— PROBLEM —
Present every line in which the string "Σημαντικότερα" appears.

— RECORDS FOR THIS TASK —
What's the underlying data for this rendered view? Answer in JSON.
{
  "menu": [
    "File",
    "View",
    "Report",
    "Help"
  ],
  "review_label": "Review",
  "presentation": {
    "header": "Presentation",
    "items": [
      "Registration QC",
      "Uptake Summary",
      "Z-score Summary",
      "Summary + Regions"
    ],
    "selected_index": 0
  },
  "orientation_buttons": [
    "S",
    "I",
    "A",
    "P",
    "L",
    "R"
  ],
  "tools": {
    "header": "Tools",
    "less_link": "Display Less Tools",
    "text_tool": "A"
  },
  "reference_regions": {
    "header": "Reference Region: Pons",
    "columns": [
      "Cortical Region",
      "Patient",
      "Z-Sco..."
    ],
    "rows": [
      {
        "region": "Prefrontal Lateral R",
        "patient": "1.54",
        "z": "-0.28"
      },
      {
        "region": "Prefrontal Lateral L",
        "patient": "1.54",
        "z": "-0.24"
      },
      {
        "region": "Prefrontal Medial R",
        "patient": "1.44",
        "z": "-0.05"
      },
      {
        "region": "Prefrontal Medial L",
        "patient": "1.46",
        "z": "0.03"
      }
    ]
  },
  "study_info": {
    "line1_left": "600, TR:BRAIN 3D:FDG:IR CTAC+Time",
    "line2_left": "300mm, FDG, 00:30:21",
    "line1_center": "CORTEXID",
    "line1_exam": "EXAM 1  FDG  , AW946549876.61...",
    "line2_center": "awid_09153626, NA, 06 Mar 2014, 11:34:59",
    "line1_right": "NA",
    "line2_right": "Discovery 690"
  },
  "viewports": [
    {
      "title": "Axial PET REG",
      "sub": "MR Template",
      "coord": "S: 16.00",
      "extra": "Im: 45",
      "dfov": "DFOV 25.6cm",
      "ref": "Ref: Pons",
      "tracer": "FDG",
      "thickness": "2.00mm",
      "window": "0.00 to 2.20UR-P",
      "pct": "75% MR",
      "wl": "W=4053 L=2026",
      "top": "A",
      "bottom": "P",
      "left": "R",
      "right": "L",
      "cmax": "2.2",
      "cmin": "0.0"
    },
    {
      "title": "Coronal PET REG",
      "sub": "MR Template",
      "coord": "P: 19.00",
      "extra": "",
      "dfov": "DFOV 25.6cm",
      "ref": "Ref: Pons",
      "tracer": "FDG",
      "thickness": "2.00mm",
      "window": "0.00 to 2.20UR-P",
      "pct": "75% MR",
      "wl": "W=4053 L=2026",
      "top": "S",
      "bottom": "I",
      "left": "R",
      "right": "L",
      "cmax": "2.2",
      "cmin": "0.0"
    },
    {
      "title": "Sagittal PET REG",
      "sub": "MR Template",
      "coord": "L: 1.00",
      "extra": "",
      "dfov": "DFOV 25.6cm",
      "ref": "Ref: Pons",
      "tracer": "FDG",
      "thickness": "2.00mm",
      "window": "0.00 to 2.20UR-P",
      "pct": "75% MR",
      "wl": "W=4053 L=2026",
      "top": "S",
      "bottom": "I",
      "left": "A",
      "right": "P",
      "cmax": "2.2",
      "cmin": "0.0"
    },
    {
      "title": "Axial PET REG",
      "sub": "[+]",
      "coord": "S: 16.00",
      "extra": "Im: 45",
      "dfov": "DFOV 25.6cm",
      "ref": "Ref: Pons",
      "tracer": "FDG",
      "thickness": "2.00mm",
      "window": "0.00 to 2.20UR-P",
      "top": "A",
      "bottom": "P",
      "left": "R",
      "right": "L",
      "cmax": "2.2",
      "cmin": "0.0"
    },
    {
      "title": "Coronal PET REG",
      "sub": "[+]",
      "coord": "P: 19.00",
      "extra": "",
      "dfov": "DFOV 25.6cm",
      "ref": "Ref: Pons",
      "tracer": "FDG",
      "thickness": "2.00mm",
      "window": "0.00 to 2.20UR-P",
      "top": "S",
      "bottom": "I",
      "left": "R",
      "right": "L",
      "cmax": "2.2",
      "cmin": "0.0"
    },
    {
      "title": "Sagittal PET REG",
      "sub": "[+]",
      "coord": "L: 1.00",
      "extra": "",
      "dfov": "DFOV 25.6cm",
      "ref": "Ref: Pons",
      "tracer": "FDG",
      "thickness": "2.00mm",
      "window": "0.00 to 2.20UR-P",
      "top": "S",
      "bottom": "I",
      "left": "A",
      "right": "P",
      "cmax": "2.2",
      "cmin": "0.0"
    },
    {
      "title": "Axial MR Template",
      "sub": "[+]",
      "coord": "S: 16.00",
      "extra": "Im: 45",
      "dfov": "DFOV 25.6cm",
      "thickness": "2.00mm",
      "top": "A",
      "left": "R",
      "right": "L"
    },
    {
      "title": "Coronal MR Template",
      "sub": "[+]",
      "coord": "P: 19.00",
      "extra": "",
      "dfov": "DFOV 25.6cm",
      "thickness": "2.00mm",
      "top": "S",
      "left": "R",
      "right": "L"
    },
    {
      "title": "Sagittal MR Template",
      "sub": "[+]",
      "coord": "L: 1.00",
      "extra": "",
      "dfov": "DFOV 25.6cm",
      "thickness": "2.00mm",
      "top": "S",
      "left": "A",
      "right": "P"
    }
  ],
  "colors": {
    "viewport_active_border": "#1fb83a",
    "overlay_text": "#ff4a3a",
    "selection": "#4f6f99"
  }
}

==

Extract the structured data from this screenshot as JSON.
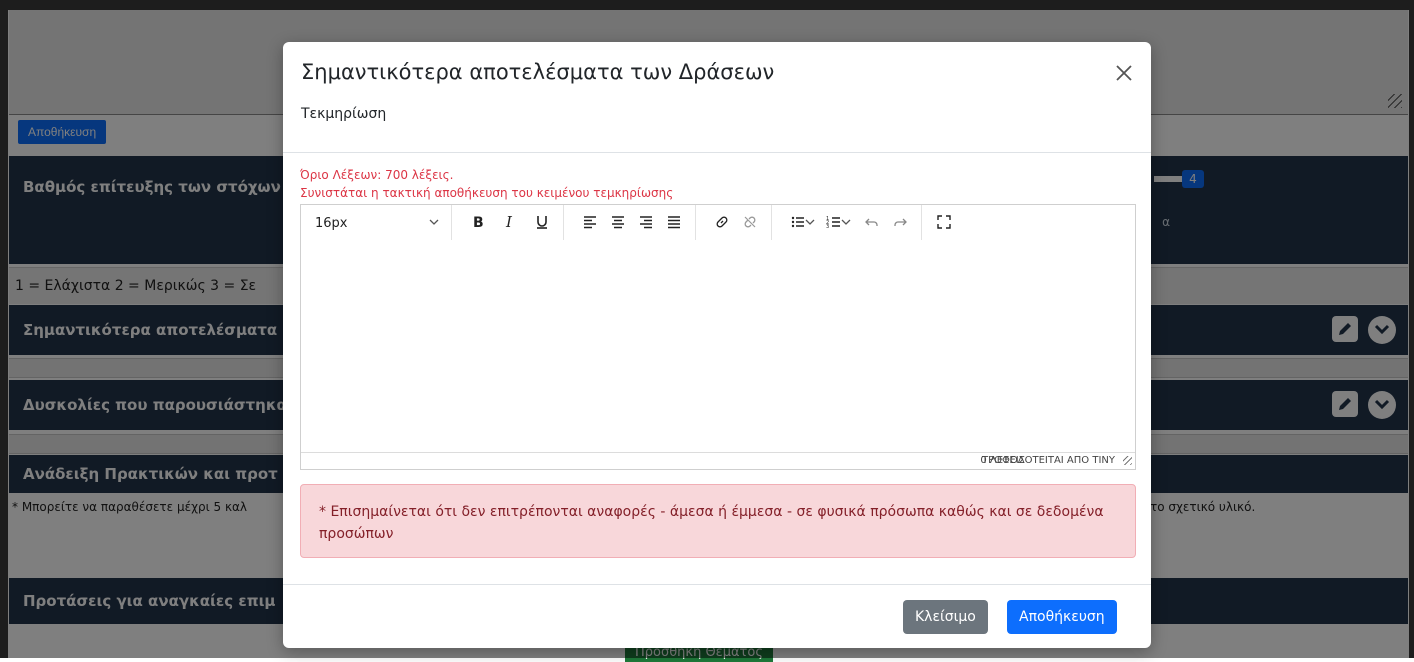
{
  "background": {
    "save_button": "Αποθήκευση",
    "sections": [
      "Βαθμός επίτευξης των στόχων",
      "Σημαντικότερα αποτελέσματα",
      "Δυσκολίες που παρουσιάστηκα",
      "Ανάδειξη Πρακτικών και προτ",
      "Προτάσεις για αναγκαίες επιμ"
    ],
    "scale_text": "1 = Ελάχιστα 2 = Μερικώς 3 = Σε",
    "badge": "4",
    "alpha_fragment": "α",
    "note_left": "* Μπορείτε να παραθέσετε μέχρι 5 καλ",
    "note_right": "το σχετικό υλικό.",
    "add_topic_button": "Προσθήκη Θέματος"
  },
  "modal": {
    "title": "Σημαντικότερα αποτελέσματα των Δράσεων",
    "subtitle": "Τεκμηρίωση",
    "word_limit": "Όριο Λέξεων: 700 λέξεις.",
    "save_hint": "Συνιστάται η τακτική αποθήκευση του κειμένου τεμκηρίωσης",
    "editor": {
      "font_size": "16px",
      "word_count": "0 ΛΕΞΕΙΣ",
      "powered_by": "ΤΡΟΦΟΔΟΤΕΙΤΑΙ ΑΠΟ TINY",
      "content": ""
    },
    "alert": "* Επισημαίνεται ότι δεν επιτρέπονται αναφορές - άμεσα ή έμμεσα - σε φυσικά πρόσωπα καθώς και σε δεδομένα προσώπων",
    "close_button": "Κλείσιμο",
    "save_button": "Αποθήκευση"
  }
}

==

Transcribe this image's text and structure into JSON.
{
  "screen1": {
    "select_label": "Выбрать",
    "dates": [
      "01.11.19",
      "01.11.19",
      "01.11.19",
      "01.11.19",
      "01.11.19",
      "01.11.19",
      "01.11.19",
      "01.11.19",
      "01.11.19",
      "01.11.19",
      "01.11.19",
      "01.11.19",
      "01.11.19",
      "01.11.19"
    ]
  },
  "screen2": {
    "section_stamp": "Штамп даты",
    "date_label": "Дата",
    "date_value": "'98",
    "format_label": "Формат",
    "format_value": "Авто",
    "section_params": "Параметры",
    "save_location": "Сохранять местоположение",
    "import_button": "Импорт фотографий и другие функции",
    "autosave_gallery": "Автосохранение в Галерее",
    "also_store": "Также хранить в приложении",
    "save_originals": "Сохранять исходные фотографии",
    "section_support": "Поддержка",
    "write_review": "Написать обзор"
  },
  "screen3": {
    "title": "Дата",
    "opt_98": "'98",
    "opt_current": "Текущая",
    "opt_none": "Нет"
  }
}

— WRITTEN RESPONSE —
      "Σημαντικότερα αποτελέσματα",
    "title": "Σημαντικότερα αποτελέσματα των Δράσεων",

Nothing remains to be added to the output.